• AIM: Search the data for the string "color" and extract every line where it appears.

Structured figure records

================

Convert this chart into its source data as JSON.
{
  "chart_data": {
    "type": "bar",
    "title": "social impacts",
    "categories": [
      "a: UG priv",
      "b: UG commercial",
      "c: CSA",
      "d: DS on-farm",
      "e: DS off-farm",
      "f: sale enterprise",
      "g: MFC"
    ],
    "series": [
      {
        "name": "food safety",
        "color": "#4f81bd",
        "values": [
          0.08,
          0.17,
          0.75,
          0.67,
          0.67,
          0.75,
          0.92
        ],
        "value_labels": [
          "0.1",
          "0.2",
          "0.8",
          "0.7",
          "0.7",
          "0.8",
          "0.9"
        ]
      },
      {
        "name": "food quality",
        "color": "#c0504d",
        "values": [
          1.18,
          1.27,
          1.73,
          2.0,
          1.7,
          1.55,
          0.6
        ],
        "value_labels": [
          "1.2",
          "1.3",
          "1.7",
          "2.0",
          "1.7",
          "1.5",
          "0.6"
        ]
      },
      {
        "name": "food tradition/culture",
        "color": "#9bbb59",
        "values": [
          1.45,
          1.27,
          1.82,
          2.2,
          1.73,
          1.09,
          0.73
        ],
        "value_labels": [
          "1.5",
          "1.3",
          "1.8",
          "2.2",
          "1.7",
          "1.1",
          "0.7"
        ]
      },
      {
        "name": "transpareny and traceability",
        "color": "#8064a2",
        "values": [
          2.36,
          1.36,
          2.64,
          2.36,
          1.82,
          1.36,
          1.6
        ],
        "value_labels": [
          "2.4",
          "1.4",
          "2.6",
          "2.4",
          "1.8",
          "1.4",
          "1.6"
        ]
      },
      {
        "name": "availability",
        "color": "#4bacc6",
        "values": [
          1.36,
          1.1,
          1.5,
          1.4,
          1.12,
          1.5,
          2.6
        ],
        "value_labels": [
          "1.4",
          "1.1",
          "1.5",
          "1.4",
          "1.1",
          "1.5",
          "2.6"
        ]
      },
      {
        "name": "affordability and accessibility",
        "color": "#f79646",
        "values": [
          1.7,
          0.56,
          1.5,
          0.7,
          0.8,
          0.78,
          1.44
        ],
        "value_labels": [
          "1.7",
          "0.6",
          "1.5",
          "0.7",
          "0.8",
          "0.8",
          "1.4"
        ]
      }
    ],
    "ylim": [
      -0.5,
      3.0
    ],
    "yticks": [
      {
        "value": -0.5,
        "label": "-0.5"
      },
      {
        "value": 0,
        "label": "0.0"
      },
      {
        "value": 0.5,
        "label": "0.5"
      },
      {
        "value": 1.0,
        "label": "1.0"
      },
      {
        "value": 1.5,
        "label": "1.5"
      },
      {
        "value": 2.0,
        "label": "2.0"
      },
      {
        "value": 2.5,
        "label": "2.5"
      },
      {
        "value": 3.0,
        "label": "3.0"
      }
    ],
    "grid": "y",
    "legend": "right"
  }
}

================

• SOLUTION FOR THIS PROBLEM:
        "color": "#4f81bd",
        "color": "#c0504d",
        "color": "#9bbb59",
        "color": "#8064a2",
        "color": "#4bacc6",
        "color": "#f79646",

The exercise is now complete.